+++ Dataset content +++
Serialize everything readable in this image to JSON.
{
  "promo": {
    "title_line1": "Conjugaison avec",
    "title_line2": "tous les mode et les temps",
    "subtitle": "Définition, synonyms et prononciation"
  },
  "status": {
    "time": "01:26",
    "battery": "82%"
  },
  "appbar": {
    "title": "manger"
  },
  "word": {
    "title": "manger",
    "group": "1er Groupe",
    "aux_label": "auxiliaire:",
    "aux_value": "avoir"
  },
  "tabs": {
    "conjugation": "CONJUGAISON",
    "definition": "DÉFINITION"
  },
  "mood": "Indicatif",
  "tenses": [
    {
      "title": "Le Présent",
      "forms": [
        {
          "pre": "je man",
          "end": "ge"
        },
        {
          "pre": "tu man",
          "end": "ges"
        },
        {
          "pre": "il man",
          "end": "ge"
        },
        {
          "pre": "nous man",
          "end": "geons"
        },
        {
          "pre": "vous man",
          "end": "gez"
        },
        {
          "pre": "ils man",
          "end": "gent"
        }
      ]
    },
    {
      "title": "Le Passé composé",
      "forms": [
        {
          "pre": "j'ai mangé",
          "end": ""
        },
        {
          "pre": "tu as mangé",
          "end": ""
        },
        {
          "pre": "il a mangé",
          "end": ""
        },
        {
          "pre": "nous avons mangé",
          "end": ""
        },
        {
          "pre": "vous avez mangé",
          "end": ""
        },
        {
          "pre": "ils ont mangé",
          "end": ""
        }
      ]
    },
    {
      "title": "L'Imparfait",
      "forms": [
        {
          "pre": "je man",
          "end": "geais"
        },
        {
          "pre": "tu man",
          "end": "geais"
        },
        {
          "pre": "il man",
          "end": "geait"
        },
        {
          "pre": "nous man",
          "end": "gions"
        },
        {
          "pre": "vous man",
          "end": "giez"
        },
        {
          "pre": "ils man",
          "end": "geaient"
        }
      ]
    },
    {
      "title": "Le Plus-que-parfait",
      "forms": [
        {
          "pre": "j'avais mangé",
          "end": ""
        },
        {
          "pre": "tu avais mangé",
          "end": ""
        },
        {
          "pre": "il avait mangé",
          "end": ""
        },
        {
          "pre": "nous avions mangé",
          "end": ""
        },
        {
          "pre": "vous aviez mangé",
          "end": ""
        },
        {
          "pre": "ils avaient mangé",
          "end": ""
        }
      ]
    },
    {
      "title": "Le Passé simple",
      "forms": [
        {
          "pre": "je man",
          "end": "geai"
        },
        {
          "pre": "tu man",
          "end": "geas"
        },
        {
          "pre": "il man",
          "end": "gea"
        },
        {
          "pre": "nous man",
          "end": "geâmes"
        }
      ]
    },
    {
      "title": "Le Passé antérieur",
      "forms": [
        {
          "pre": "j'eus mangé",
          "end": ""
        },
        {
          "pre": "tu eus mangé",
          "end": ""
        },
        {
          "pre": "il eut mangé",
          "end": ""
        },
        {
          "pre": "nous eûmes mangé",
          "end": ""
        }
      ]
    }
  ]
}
+++
Stated goal: Write the listing out again, exactly as it reads.

Answer for the task:
Serialize everything readable in this image to JSON.
{
  "promo": {
    "title_line1": "Conjugaison avec",
    "title_line2": "tous les mode et les temps",
    "subtitle": "Définition, synonyms et prononciation"
  },
  "status": {
    "time": "01:26",
    "battery": "82%"
  },
  "appbar": {
    "title": "manger"
  },
  "word": {
    "title": "manger",
    "group": "1er Groupe",
    "aux_label": "auxiliaire:",
    "aux_value": "avoir"
  },
  "tabs": {
    "conjugation": "CONJUGAISON",
    "definition": "DÉFINITION"
  },
  "mood": "Indicatif",
  "tenses": [
    {
      "title": "Le Présent",
      "forms": [
        {
          "pre": "je man",
          "end": "ge"
        },
        {
          "pre": "tu man",
          "end": "ges"
        },
        {
          "pre": "il man",
          "end": "ge"
        },
        {
          "pre": "nous man",
          "end": "geons"
        },
        {
          "pre": "vous man",
          "end": "gez"
        },
        {
          "pre": "ils man",
          "end": "gent"
        }
      ]
    },
    {
      "title": "Le Passé composé",
      "forms": [
        {
          "pre": "j'ai mangé",
          "end": ""
        },
        {
          "pre": "tu as mangé",
          "end": ""
        },
        {
          "pre": "il a mangé",
          "end": ""
        },
        {
          "pre": "nous avons mangé",
          "end": ""
        },
        {
          "pre": "vous avez mangé",
          "end": ""
        },
        {
          "pre": "ils ont mangé",
          "end": ""
        }
      ]
    },
    {
      "title": "L'Imparfait",
      "forms": [
        {
          "pre": "je man",
          "end": "geais"
        },
        {
          "pre": "tu man",
          "end": "geais"
        },
        {
          "pre": "il man",
          "end": "geait"
        },
        {
          "pre": "nous man",
          "end": "gions"
        },
        {
          "pre": "vous man",
          "end": "giez"
        },
        {
          "pre": "ils man",
          "end": "geaient"
        }
      ]
    },
    {
      "title": "Le Plus-que-parfait",
      "forms": [
        {
          "pre": "j'avais mangé",
          "end": ""
        },
        {
          "pre": "tu avais mangé",
          "end": ""
        },
        {
          "pre": "il avait mangé",
          "end": ""
        },
        {
          "pre": "nous avions mangé",
          "end": ""
        },
        {
          "pre": "vous aviez mangé",
          "end": ""
        },
        {
          "pre": "ils avaient mangé",
          "end": ""
        }
      ]
    },
    {
      "title": "Le Passé simple",
      "forms": [
        {
          "pre": "je man",
          "end": "geai"
        },
        {
          "pre": "tu man",
          "end": "geas"
        },
        {
          "pre": "il man",
          "end": "gea"
        },
        {
          "pre": "nous man",
          "end": "geâmes"
        }
      ]
    },
    {
      "title": "Le Passé antérieur",
      "forms": [
        {
          "pre": "j'eus mangé",
          "end": ""
        },
        {
          "pre": "tu eus mangé",
          "end": ""
        },
        {
          "pre": "il eut mangé",
          "end": ""
        },
        {
          "pre": "nous eûmes mangé",
          "end": ""
        }
      ]
    }
  ]
}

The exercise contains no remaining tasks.